SOURCE EXTRACT:

In Active Fire Protection 2002 Ltd. v. B.W.K. Construction Co.1, the Ontario Court of Appeal recently decided that a contractor cannot enforce the indemnity provision in a subcontract against its subcontractor when the subcontractor’s negligence caused property damage and the contractor breached its own contractual obligations in failing to obtain property insurance when the loss would have been covered had the contractor done so.

Background Facts

B.W.K. Construction ("BWK") entered into a $2.31 million contract with the Town of Whitby ("Whitby") for renovations and an addition to the Town’s centennial building.

The main contract between Whitby and BWK obliged BWK to obtain at its expense, a policy of all-risks property insurance in the joint names of BWK, Whitby and the consultant/architect.

BWK was also obligated to incorporate the terms and conditions of the contract documents into written agreements with subcontractors.

BWK entered into a subcontract with Active Fire Protection ("Active Fire") to provide a fire protection system for the building. The general conditions of the main contract, including BWK’s property insurance obligations, were incorporated by reference into the subcontract.

The subcontract obligated BWK to maintain fire insurance upon all work incorporated into the project and all materials on the premises. The subcontract contained a standard indemnity provision by which Active Fire agreed to indemnify BWK against any loss in connection with the performance of the work.

Element region listings:
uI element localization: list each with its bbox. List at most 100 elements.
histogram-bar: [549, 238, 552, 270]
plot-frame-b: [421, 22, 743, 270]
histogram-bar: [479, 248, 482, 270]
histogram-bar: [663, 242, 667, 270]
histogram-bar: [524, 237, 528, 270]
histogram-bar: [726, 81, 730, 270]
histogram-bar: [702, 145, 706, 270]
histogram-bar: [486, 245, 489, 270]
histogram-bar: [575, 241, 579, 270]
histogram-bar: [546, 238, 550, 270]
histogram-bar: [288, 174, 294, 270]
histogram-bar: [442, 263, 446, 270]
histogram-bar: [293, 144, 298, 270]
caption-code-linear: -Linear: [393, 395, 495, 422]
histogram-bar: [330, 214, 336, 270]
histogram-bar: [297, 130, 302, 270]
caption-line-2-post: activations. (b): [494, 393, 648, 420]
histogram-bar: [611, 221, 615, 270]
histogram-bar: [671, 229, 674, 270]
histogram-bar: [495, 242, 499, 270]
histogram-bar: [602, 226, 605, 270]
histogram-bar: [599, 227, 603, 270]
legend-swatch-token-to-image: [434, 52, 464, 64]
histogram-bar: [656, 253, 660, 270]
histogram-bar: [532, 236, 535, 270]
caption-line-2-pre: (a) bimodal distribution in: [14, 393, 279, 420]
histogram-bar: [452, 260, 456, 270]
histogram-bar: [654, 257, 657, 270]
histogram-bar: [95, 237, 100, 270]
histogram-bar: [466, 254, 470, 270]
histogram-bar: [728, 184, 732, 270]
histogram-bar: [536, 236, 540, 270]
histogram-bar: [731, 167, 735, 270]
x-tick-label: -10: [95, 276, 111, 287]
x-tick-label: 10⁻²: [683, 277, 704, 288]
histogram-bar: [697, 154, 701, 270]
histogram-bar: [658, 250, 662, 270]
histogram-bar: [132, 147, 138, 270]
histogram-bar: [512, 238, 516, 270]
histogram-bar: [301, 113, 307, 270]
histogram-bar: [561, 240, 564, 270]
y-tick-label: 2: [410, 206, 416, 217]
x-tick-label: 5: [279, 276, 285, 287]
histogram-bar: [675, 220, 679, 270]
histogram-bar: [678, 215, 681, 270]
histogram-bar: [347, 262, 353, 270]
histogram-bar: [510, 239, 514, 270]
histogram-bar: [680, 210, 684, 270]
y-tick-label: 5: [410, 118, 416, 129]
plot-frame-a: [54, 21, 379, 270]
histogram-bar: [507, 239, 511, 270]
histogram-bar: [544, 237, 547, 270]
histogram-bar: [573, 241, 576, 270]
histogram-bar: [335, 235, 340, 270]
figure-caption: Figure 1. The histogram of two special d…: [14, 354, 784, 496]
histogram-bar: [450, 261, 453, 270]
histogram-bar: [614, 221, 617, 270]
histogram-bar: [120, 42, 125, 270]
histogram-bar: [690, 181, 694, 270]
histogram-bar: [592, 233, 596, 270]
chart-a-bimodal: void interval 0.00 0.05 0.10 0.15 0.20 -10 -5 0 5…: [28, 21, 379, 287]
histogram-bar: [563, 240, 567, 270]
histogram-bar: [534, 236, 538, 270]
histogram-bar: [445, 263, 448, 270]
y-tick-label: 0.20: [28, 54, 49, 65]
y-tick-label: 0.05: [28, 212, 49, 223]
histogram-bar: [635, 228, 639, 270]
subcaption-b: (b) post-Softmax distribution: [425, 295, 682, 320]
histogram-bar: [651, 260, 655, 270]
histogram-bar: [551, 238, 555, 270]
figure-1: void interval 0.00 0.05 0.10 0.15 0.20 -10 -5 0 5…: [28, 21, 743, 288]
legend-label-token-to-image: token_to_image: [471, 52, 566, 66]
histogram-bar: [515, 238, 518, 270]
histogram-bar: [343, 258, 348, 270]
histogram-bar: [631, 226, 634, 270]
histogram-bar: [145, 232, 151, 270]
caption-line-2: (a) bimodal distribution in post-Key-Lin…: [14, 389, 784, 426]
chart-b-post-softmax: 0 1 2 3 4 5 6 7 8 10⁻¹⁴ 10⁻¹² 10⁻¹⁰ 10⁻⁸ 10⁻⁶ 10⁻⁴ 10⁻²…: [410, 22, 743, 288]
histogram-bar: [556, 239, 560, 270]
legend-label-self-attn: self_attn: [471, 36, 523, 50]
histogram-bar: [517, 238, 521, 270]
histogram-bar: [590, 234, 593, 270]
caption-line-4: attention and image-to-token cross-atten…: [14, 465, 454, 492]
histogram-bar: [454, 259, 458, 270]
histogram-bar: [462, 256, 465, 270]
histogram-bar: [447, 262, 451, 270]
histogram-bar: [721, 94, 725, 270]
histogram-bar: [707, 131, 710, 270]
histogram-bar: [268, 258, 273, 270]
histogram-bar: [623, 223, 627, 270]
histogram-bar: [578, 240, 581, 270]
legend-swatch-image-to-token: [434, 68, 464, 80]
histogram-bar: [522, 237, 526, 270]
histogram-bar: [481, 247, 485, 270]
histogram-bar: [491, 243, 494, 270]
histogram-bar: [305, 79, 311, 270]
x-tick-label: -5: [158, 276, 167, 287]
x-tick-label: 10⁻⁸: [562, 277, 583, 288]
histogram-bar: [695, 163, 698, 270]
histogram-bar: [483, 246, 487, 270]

EXERCISE:
Please answer these questions using the Active Fire case summary above:
1. What was the value of BWK's contract with Whitby?
2. In whose joint names did the main contract require BWK to obtain all-risks property insurance?
3. What did Active Fire's subcontract require it to provide for the building?

IN RESPONSE:
1. $2.31 million
2. BWK, Whitby and the consultant/architect
3. A fire protection system